>> begin Extracted information

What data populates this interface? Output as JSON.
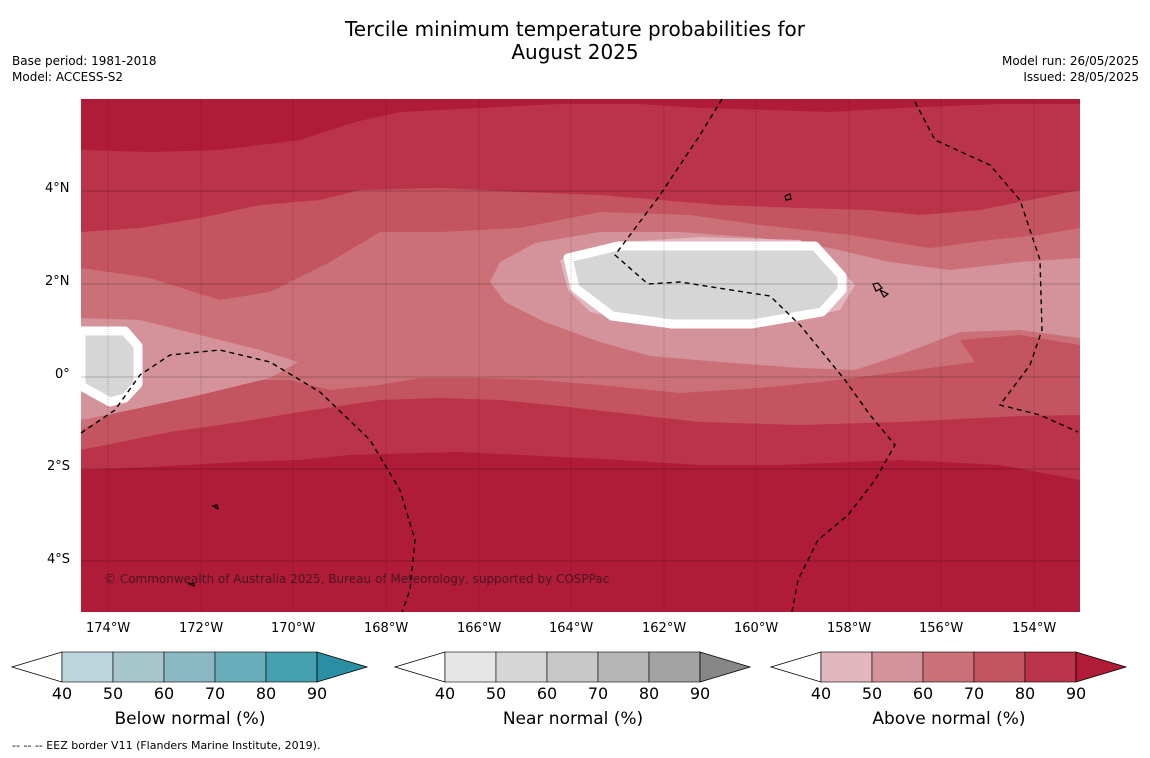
{
  "title_line1": "Tercile minimum temperature probabilities for",
  "title_line2": "August 2025",
  "base_period": "Base period: 1981-2018",
  "model": "Model: ACCESS-S2",
  "model_run": "Model run: 26/05/2025",
  "issued": "Issued: 28/05/2025",
  "copyright": "© Commonwealth of Australia 2025, Bureau of Meteorology, supported by COSPPac",
  "footer": "-- -- -- EEZ border V11 (Flanders Marine Institute, 2019).",
  "lat_labels": [
    "4°N",
    "2°N",
    "0°",
    "2°S",
    "4°S"
  ],
  "lon_labels": [
    "174°W",
    "172°W",
    "170°W",
    "168°W",
    "166°W",
    "164°W",
    "162°W",
    "160°W",
    "158°W",
    "156°W",
    "154°W"
  ],
  "colorbars": [
    {
      "label": "Below normal (%)",
      "ticks": [
        "40",
        "50",
        "60",
        "70",
        "80",
        "90"
      ],
      "colors": [
        "#bcd5db",
        "#a7c7cc",
        "#8ab8c4",
        "#6aaebb",
        "#47a0b0",
        "#2a8fa4"
      ]
    },
    {
      "label": "Near normal (%)",
      "ticks": [
        "40",
        "50",
        "60",
        "70",
        "80",
        "90"
      ],
      "colors": [
        "#e6e6e6",
        "#d6d6d6",
        "#c8c8c8",
        "#b6b6b6",
        "#a3a3a3",
        "#878787"
      ]
    },
    {
      "label": "Above normal (%)",
      "ticks": [
        "40",
        "50",
        "60",
        "70",
        "80",
        "90"
      ],
      "colors": [
        "#e2b7bd",
        "#d4929b",
        "#cc7078",
        "#c4545f",
        "#bb3348",
        "#b01c37"
      ]
    }
  ]
}
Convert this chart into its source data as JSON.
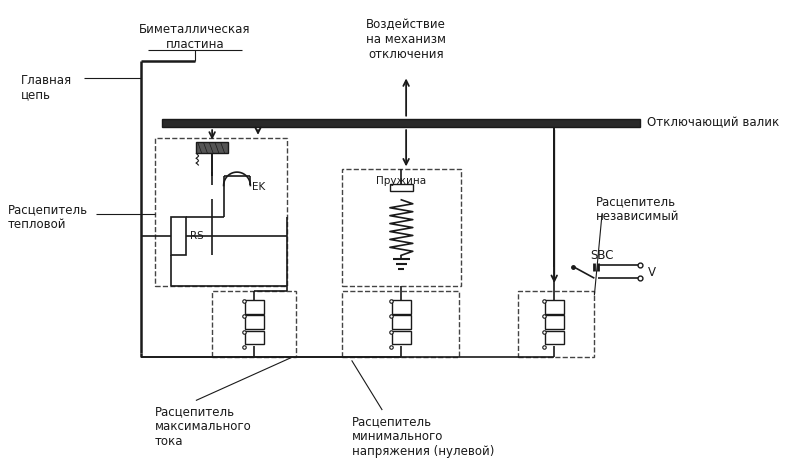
{
  "bg_color": "#ffffff",
  "line_color": "#1a1a1a",
  "labels": {
    "glavnaya_tsep": "Главная\nцепь",
    "bimetallicheskaya": "Биметаллическая\nпластина",
    "vozdeystvie": "Воздействие\nна механизм\nотключения",
    "otklyuchayushchiy_valik": "Отключающий валик",
    "pruzhina": "Пружина",
    "rascepitel_teplovoy": "Расцепитель\nтепловой",
    "rascepitel_nezavisimyy": "Расцепитель\nнезависимый",
    "rascepitel_maksimalnogo": "Расцепитель\nмаксимального\nтока",
    "rascepitel_minimalnogo": "Расцепитель\nминимального\nнапряжения (нулевой)",
    "EK": "EK",
    "RS": "RS",
    "SBC": "SBC",
    "V": "V"
  },
  "font_size_label": 8.5,
  "font_size_small": 7.5
}
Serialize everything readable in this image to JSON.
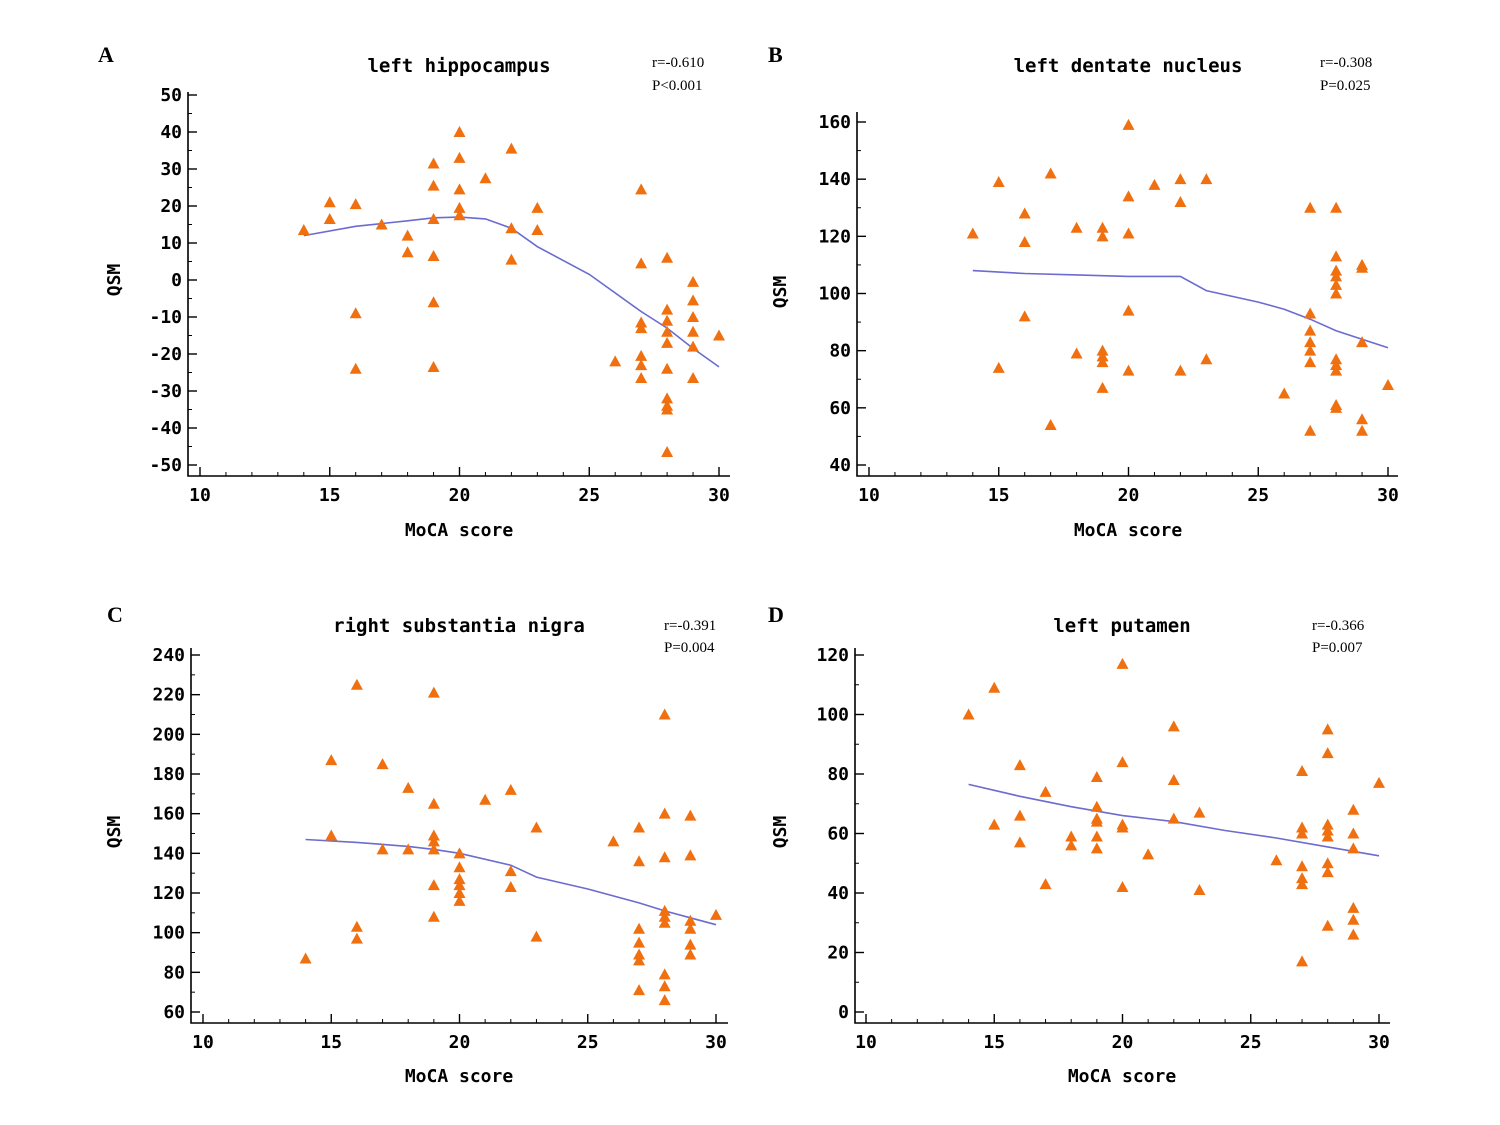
{
  "colors": {
    "points": "#f07010",
    "fit": "#6b6bd0",
    "axis": "#000000"
  },
  "chart_data": [
    {
      "type": "scatter",
      "panel": "A",
      "title": "left hippocampus",
      "r_label": "r=-0.610",
      "p_label": "P<0.001",
      "xlabel": "MoCA score",
      "ylabel": "QSM",
      "xlim": [
        10,
        30
      ],
      "ylim": [
        -50,
        50
      ],
      "xticks": [
        10,
        15,
        20,
        25,
        30
      ],
      "yticks": [
        50,
        40,
        30,
        20,
        10,
        0,
        -10,
        -20,
        -30,
        -40,
        -50
      ],
      "points": [
        [
          14,
          13.5
        ],
        [
          15,
          21
        ],
        [
          15,
          16.5
        ],
        [
          16,
          20.5
        ],
        [
          16,
          -9
        ],
        [
          16,
          -24
        ],
        [
          17,
          15
        ],
        [
          18,
          12
        ],
        [
          18,
          7.5
        ],
        [
          19,
          31.5
        ],
        [
          19,
          25.5
        ],
        [
          19,
          16.5
        ],
        [
          19,
          6.5
        ],
        [
          19,
          -6
        ],
        [
          19,
          -23.5
        ],
        [
          20,
          40
        ],
        [
          20,
          33
        ],
        [
          20,
          24.5
        ],
        [
          20,
          19.5
        ],
        [
          20,
          17.5
        ],
        [
          21,
          27.5
        ],
        [
          22,
          35.5
        ],
        [
          22,
          14
        ],
        [
          22,
          5.5
        ],
        [
          23,
          19.5
        ],
        [
          23,
          13.5
        ],
        [
          26,
          -22
        ],
        [
          27,
          24.5
        ],
        [
          27,
          4.5
        ],
        [
          27,
          -11.5
        ],
        [
          27,
          -13
        ],
        [
          27,
          -20.5
        ],
        [
          27,
          -23
        ],
        [
          27,
          -26.5
        ],
        [
          28,
          6
        ],
        [
          28,
          -8
        ],
        [
          28,
          -11
        ],
        [
          28,
          -14
        ],
        [
          28,
          -17
        ],
        [
          28,
          -24
        ],
        [
          28,
          -32
        ],
        [
          28,
          -34
        ],
        [
          28,
          -35
        ],
        [
          28,
          -46.5
        ],
        [
          29,
          -0.5
        ],
        [
          29,
          -5.5
        ],
        [
          29,
          -10
        ],
        [
          29,
          -14
        ],
        [
          29,
          -18
        ],
        [
          29,
          -26.5
        ],
        [
          30,
          -15
        ]
      ],
      "fit": [
        [
          14,
          12
        ],
        [
          16,
          14.5
        ],
        [
          18,
          16
        ],
        [
          19,
          16.8
        ],
        [
          20,
          17
        ],
        [
          21,
          16.5
        ],
        [
          22,
          14
        ],
        [
          23,
          9
        ],
        [
          25,
          1.5
        ],
        [
          27,
          -8.5
        ],
        [
          28,
          -13
        ],
        [
          29,
          -18.5
        ],
        [
          30,
          -23.5
        ]
      ]
    },
    {
      "type": "scatter",
      "panel": "B",
      "title": "left dentate nucleus",
      "r_label": "r=-0.308",
      "p_label": "P=0.025",
      "xlabel": "MoCA score",
      "ylabel": "QSM",
      "xlim": [
        10,
        30
      ],
      "ylim": [
        40,
        160
      ],
      "xticks": [
        10,
        15,
        20,
        25,
        30
      ],
      "yticks": [
        160,
        140,
        120,
        100,
        80,
        60,
        40
      ],
      "points": [
        [
          14,
          121
        ],
        [
          15,
          139
        ],
        [
          15,
          74
        ],
        [
          16,
          128
        ],
        [
          16,
          118
        ],
        [
          16,
          92
        ],
        [
          17,
          142
        ],
        [
          17,
          54
        ],
        [
          18,
          123
        ],
        [
          18,
          79
        ],
        [
          19,
          123
        ],
        [
          19,
          120
        ],
        [
          19,
          80
        ],
        [
          19,
          78
        ],
        [
          19,
          76
        ],
        [
          19,
          67
        ],
        [
          20,
          159
        ],
        [
          20,
          134
        ],
        [
          20,
          121
        ],
        [
          20,
          94
        ],
        [
          20,
          73
        ],
        [
          21,
          138
        ],
        [
          22,
          140
        ],
        [
          22,
          132
        ],
        [
          22,
          73
        ],
        [
          23,
          140
        ],
        [
          23,
          77
        ],
        [
          26,
          65
        ],
        [
          27,
          130
        ],
        [
          27,
          93
        ],
        [
          27,
          87
        ],
        [
          27,
          83
        ],
        [
          27,
          80
        ],
        [
          27,
          76
        ],
        [
          27,
          52
        ],
        [
          28,
          130
        ],
        [
          28,
          113
        ],
        [
          28,
          108
        ],
        [
          28,
          106
        ],
        [
          28,
          103
        ],
        [
          28,
          100
        ],
        [
          28,
          77
        ],
        [
          28,
          75
        ],
        [
          28,
          73
        ],
        [
          28,
          61
        ],
        [
          28,
          60
        ],
        [
          29,
          110
        ],
        [
          29,
          109
        ],
        [
          29,
          83
        ],
        [
          29,
          56
        ],
        [
          29,
          52
        ],
        [
          30,
          68
        ]
      ],
      "fit": [
        [
          14,
          108
        ],
        [
          16,
          107
        ],
        [
          18,
          106.5
        ],
        [
          20,
          106
        ],
        [
          22,
          106
        ],
        [
          23,
          101
        ],
        [
          25,
          97
        ],
        [
          26,
          94.5
        ],
        [
          27,
          91
        ],
        [
          28,
          87
        ],
        [
          29,
          84
        ],
        [
          30,
          81
        ]
      ]
    },
    {
      "type": "scatter",
      "panel": "C",
      "title": "right substantia nigra",
      "r_label": "r=-0.391",
      "p_label": "P=0.004",
      "xlabel": "MoCA score",
      "ylabel": "QSM",
      "xlim": [
        10,
        30
      ],
      "ylim": [
        60,
        240
      ],
      "xticks": [
        10,
        15,
        20,
        25,
        30
      ],
      "yticks": [
        240,
        220,
        200,
        180,
        160,
        140,
        120,
        100,
        80,
        60
      ],
      "points": [
        [
          14,
          87
        ],
        [
          15,
          187
        ],
        [
          15,
          149
        ],
        [
          16,
          225
        ],
        [
          16,
          103
        ],
        [
          16,
          97
        ],
        [
          17,
          185
        ],
        [
          17,
          142
        ],
        [
          18,
          173
        ],
        [
          18,
          142
        ],
        [
          19,
          221
        ],
        [
          19,
          165
        ],
        [
          19,
          149
        ],
        [
          19,
          146
        ],
        [
          19,
          142
        ],
        [
          19,
          124
        ],
        [
          19,
          108
        ],
        [
          20,
          140
        ],
        [
          20,
          133
        ],
        [
          20,
          127
        ],
        [
          20,
          124
        ],
        [
          20,
          120
        ],
        [
          20,
          116
        ],
        [
          21,
          167
        ],
        [
          22,
          172
        ],
        [
          22,
          131
        ],
        [
          22,
          123
        ],
        [
          23,
          153
        ],
        [
          23,
          98
        ],
        [
          26,
          146
        ],
        [
          27,
          153
        ],
        [
          27,
          136
        ],
        [
          27,
          102
        ],
        [
          27,
          95
        ],
        [
          27,
          89
        ],
        [
          27,
          86
        ],
        [
          27,
          71
        ],
        [
          28,
          210
        ],
        [
          28,
          160
        ],
        [
          28,
          138
        ],
        [
          28,
          111
        ],
        [
          28,
          108
        ],
        [
          28,
          105
        ],
        [
          28,
          79
        ],
        [
          28,
          73
        ],
        [
          28,
          66
        ],
        [
          29,
          159
        ],
        [
          29,
          139
        ],
        [
          29,
          106
        ],
        [
          29,
          102
        ],
        [
          29,
          94
        ],
        [
          29,
          89
        ],
        [
          30,
          109
        ]
      ],
      "fit": [
        [
          14,
          147
        ],
        [
          16,
          145.5
        ],
        [
          18,
          143.5
        ],
        [
          19,
          142
        ],
        [
          20,
          140
        ],
        [
          22,
          134
        ],
        [
          23,
          128
        ],
        [
          25,
          122
        ],
        [
          27,
          115
        ],
        [
          28,
          111
        ],
        [
          29,
          107.5
        ],
        [
          30,
          104
        ]
      ]
    },
    {
      "type": "scatter",
      "panel": "D",
      "title": "left putamen",
      "r_label": "r=-0.366",
      "p_label": "P=0.007",
      "xlabel": "MoCA score",
      "ylabel": "QSM",
      "xlim": [
        10,
        30
      ],
      "ylim": [
        0,
        120
      ],
      "xticks": [
        10,
        15,
        20,
        25,
        30
      ],
      "yticks": [
        120,
        100,
        80,
        60,
        40,
        20,
        0
      ],
      "points": [
        [
          14,
          100
        ],
        [
          15,
          109
        ],
        [
          15,
          63
        ],
        [
          16,
          83
        ],
        [
          16,
          66
        ],
        [
          16,
          57
        ],
        [
          17,
          74
        ],
        [
          17,
          43
        ],
        [
          18,
          59
        ],
        [
          18,
          56
        ],
        [
          19,
          79
        ],
        [
          19,
          69
        ],
        [
          19,
          65
        ],
        [
          19,
          64
        ],
        [
          19,
          59
        ],
        [
          19,
          55
        ],
        [
          20,
          117
        ],
        [
          20,
          84
        ],
        [
          20,
          63
        ],
        [
          20,
          62
        ],
        [
          20,
          42
        ],
        [
          21,
          53
        ],
        [
          22,
          96
        ],
        [
          22,
          78
        ],
        [
          22,
          65
        ],
        [
          23,
          67
        ],
        [
          23,
          41
        ],
        [
          26,
          51
        ],
        [
          27,
          81
        ],
        [
          27,
          62
        ],
        [
          27,
          60
        ],
        [
          27,
          49
        ],
        [
          27,
          45
        ],
        [
          27,
          43
        ],
        [
          27,
          17
        ],
        [
          28,
          95
        ],
        [
          28,
          87
        ],
        [
          28,
          63
        ],
        [
          28,
          61
        ],
        [
          28,
          59
        ],
        [
          28,
          50
        ],
        [
          28,
          47
        ],
        [
          28,
          29
        ],
        [
          29,
          68
        ],
        [
          29,
          60
        ],
        [
          29,
          55
        ],
        [
          29,
          35
        ],
        [
          29,
          31
        ],
        [
          29,
          26
        ],
        [
          30,
          77
        ]
      ],
      "fit": [
        [
          14,
          76.5
        ],
        [
          16,
          72.5
        ],
        [
          18,
          69
        ],
        [
          20,
          66
        ],
        [
          22,
          64
        ],
        [
          24,
          61
        ],
        [
          26,
          58.5
        ],
        [
          28,
          55.5
        ],
        [
          30,
          52.5
        ]
      ]
    }
  ]
}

>> end Extracted information

Directions: Locate all lines in the listing above with the word "Расцепитель". Copy them.

Written response:
    "rascepitel_teplovoy": "Расцепитель\nтепловой",
    "rascepitel_nezavisimyy": "Расцепитель\nнезависимый",
    "rascepitel_maksimalnogo": "Расцепитель\nмаксимального\nтока",
    "rascepitel_minimalnogo": "Расцепитель\nминимального\nнапряжения (нулевой)",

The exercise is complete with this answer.